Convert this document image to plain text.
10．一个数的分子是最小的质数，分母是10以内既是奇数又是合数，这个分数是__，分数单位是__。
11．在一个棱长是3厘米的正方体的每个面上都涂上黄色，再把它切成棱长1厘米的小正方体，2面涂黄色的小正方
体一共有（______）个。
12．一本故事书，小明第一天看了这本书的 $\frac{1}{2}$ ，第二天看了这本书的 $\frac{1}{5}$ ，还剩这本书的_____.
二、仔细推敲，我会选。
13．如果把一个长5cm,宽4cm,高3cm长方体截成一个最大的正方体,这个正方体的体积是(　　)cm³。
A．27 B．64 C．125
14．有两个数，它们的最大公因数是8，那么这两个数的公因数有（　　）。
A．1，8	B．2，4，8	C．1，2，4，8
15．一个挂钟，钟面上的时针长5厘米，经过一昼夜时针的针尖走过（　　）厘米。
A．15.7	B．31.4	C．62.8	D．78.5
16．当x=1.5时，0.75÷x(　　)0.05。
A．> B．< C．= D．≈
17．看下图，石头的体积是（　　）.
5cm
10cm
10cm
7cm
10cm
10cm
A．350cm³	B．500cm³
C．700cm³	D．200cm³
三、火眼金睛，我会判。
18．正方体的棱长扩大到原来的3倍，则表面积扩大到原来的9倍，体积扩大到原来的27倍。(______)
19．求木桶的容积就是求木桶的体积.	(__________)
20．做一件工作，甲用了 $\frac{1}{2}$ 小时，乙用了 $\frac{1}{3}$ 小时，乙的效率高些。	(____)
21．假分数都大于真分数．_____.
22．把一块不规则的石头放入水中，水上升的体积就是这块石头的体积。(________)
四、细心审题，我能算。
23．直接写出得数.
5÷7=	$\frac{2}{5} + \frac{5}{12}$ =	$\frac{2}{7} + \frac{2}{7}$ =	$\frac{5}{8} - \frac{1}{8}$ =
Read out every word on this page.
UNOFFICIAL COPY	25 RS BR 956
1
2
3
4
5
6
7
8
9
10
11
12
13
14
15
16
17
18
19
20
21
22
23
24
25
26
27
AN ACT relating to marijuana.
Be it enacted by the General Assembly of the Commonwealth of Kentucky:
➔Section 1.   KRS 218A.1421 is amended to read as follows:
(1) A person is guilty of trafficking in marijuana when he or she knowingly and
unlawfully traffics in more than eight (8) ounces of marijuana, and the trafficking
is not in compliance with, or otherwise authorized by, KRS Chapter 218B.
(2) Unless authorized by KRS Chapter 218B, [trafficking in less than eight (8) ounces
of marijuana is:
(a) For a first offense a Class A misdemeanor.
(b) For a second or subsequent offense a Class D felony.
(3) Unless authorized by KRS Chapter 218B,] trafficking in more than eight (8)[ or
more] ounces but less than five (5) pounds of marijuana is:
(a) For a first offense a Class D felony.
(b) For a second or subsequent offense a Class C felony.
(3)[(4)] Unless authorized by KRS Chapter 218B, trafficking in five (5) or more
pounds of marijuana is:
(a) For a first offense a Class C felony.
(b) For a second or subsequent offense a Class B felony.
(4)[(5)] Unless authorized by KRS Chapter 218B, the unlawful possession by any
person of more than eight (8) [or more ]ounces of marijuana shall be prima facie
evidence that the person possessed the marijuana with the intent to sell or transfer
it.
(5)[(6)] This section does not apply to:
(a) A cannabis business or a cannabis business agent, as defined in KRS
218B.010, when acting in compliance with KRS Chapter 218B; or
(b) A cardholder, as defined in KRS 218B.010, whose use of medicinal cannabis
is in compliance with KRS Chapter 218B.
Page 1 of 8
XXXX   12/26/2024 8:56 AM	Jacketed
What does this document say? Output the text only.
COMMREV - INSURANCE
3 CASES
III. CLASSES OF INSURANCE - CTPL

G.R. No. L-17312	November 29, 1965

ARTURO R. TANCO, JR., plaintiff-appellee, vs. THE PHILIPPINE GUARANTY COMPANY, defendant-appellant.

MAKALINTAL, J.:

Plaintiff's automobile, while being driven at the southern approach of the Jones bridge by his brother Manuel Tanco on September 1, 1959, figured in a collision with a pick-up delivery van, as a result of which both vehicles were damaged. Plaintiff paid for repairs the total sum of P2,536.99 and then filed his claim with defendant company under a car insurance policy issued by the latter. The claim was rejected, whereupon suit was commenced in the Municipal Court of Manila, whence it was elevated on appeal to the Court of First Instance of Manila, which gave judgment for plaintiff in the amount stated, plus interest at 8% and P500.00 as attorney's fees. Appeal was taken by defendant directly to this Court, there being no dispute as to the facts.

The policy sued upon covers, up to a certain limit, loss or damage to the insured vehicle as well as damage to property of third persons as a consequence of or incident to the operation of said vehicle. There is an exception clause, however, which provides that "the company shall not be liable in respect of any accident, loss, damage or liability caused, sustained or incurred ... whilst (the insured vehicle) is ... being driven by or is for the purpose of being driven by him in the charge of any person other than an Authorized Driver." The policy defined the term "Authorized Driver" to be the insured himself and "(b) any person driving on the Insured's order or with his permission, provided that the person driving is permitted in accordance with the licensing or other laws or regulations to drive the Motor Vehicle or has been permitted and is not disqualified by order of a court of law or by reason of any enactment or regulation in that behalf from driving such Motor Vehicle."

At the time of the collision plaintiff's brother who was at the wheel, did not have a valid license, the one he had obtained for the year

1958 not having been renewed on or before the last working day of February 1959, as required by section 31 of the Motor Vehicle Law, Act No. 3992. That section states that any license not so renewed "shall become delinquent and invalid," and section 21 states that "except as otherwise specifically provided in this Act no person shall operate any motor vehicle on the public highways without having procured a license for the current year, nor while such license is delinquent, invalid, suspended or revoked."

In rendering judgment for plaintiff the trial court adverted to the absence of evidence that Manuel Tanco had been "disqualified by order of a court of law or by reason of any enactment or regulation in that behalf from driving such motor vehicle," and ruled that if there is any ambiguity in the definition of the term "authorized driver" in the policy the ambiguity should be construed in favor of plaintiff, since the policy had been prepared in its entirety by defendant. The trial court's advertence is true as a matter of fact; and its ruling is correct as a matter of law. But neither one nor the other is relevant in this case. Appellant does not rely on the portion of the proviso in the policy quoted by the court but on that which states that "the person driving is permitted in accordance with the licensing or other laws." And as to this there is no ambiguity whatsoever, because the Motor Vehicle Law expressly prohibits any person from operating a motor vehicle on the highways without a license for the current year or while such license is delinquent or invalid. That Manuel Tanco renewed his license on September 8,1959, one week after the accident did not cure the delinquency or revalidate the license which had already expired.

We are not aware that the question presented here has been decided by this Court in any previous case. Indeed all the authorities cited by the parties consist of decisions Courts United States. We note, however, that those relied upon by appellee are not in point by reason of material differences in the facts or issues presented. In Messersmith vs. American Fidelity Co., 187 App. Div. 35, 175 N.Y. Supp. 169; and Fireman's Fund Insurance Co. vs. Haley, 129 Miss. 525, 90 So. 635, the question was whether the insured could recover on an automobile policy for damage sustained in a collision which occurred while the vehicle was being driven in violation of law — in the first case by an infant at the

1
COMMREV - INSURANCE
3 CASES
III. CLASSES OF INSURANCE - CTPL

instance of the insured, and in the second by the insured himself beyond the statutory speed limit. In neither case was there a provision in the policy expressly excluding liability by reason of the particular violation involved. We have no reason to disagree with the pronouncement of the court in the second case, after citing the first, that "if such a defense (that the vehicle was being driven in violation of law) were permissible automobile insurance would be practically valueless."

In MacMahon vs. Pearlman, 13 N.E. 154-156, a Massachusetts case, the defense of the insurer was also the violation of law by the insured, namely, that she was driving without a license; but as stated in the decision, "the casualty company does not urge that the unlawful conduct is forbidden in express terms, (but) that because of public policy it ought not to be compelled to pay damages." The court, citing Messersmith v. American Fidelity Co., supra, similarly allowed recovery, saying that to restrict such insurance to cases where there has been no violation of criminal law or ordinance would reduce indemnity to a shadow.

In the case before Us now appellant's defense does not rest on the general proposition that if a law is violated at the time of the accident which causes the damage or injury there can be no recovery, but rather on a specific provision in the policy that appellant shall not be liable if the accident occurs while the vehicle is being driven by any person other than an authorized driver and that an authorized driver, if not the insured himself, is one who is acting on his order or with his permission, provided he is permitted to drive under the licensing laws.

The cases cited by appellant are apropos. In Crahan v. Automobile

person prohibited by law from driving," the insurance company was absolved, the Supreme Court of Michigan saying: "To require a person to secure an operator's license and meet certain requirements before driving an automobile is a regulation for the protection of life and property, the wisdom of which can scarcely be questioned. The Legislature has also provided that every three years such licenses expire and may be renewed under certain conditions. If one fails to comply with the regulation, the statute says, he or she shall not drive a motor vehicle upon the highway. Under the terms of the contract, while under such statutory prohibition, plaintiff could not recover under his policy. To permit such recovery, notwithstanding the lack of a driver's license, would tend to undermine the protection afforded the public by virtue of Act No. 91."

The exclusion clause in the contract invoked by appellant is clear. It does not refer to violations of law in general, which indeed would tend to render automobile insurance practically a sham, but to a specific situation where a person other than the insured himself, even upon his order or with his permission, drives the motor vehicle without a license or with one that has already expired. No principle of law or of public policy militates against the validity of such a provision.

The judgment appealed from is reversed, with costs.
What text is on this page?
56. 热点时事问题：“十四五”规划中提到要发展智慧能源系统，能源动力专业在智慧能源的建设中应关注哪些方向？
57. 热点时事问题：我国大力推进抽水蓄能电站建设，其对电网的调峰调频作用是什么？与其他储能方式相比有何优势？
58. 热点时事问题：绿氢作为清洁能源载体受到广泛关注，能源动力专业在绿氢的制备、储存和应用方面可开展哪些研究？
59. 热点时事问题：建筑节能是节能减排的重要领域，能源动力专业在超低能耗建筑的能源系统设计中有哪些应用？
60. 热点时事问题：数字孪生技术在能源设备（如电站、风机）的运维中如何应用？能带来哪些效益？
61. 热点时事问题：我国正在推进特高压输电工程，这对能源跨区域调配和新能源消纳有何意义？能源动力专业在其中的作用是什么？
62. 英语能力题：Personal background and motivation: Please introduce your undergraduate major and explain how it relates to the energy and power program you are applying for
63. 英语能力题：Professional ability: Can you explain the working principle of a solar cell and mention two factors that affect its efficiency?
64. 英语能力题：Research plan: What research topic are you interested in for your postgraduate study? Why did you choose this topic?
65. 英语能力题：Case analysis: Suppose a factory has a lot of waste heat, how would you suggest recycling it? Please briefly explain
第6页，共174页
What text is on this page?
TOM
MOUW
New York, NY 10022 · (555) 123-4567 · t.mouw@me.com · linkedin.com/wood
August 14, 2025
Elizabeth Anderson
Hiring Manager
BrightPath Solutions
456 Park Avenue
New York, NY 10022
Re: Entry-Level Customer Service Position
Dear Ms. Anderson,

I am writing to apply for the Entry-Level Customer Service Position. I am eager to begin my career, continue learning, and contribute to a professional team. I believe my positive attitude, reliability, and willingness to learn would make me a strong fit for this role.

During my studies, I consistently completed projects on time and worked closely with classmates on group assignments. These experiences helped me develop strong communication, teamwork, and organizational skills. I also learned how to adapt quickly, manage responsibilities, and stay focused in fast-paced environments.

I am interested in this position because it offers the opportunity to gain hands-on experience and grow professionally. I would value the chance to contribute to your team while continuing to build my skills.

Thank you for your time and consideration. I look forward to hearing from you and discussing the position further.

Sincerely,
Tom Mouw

### PROBLEM
Copy every line of the listing containing the string "Unless".

### RESPONSE TO THE EXERCISE
(2) Unless authorized by KRS Chapter 218B, [trafficking in less than eight (8) ounces
(3) Unless authorized by KRS Chapter 218B,] trafficking in more than eight (8)[ or
(3)[(4)] Unless authorized by KRS Chapter 218B, trafficking in five (5) or more
(4)[(5)] Unless authorized by KRS Chapter 218B, the unlawful possession by any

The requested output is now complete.